SUPPLIED ENTRIES:
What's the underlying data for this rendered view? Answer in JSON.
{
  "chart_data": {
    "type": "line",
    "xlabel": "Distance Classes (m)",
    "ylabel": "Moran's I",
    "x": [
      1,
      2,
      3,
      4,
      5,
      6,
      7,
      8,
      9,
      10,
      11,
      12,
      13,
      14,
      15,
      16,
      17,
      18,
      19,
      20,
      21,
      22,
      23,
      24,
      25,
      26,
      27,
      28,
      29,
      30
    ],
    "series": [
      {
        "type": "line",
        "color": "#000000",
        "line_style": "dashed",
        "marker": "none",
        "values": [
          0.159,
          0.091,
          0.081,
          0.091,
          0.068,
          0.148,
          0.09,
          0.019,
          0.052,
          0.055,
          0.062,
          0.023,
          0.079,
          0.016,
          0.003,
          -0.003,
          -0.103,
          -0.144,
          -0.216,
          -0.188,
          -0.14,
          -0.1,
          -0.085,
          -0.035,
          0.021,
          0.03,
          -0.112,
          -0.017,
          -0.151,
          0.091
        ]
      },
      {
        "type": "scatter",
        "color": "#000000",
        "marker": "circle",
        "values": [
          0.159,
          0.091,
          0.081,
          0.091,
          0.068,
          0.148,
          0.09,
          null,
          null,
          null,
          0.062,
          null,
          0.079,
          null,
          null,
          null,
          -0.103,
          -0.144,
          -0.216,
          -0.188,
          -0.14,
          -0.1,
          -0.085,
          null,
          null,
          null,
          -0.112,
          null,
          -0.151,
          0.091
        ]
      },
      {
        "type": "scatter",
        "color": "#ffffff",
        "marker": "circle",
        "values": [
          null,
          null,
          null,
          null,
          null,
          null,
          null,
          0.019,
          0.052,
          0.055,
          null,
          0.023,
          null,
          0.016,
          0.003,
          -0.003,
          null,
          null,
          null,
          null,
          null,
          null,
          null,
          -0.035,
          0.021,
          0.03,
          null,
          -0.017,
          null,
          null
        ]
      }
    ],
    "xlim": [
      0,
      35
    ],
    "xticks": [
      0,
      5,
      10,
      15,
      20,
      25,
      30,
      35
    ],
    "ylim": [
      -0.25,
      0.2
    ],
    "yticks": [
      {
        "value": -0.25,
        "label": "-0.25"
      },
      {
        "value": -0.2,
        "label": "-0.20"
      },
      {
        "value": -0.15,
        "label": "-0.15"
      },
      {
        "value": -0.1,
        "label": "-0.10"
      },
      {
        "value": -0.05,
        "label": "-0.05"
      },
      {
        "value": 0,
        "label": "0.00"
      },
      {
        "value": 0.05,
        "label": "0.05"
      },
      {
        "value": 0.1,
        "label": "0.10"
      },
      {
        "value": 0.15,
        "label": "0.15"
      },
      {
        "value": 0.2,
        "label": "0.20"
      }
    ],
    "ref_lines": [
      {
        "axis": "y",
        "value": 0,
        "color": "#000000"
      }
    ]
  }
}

TASK TO COMPLETE:
Check every line of the records above for the string "color" and say how many contain it, giving the number alone.

ANSWER FOR THE TASK:
4